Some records
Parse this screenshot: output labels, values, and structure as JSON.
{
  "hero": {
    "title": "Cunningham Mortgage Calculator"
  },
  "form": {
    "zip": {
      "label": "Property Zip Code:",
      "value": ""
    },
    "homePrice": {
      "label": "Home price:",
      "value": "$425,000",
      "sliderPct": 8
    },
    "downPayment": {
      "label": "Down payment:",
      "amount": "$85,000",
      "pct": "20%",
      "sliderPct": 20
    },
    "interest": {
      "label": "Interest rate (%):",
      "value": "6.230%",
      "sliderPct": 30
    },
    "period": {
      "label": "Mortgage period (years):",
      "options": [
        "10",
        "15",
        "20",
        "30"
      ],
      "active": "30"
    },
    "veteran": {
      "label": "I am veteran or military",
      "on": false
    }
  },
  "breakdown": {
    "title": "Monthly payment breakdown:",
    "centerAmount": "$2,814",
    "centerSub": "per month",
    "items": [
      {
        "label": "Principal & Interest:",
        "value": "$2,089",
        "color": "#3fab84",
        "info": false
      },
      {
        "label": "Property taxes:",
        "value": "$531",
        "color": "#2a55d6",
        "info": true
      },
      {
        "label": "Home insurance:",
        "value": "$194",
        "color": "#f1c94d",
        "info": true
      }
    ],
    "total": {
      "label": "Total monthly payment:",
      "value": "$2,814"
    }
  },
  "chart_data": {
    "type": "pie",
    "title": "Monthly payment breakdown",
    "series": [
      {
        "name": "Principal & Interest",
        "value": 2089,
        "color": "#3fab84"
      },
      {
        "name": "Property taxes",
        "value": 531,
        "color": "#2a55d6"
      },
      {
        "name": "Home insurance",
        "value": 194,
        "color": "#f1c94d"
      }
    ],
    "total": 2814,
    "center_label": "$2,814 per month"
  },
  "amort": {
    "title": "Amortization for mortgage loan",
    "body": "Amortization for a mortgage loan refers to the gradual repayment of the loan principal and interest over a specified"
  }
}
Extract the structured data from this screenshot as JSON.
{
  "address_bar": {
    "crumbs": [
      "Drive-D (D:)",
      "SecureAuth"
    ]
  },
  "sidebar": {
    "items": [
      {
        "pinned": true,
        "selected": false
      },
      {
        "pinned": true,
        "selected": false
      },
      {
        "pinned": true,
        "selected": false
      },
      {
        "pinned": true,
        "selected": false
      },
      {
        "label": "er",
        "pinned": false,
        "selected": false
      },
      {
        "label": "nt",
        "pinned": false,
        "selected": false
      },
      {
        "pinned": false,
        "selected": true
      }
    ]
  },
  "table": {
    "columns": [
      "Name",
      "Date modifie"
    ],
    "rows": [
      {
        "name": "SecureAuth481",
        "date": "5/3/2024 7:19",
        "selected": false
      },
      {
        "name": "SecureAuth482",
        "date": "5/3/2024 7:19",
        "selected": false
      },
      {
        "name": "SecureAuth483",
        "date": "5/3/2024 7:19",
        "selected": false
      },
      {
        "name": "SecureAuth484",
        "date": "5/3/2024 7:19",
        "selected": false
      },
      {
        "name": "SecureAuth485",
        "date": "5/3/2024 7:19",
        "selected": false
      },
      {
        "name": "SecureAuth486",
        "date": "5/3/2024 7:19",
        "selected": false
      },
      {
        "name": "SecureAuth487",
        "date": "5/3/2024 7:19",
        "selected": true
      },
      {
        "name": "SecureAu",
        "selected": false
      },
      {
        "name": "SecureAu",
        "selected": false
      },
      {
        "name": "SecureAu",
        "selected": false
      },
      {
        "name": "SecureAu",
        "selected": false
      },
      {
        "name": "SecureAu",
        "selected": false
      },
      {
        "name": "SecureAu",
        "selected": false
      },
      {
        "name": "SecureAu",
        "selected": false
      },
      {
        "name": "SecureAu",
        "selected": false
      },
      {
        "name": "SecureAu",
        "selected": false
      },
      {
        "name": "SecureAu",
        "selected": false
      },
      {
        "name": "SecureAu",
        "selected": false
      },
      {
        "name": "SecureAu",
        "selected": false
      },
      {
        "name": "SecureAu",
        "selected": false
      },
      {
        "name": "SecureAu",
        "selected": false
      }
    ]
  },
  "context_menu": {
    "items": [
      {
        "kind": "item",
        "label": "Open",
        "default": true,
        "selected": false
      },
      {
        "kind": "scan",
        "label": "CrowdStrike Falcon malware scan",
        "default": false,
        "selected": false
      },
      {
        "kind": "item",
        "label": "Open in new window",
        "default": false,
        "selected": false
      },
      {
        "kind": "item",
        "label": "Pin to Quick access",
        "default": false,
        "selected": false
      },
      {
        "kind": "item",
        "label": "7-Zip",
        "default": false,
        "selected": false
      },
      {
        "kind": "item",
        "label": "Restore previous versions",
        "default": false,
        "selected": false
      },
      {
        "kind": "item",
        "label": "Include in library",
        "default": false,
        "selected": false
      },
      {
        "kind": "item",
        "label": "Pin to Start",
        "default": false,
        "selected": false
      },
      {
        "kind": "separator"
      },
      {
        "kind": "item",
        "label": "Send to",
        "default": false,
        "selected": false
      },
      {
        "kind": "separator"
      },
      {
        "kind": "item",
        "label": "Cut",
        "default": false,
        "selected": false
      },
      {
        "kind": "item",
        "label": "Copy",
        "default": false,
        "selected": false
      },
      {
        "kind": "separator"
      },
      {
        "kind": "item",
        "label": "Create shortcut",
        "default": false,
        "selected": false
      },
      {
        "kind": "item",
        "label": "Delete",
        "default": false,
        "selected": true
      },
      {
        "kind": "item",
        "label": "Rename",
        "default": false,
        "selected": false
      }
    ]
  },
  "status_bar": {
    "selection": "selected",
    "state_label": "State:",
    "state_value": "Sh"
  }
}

_EXERCISE DESCRIPTION_
Copy and report every line where the word "screenshot" is present.

_EXPECTED ANSWER_
Parse this screenshot: output labels, values, and structure as JSON.
Extract the structured data from this screenshot as JSON.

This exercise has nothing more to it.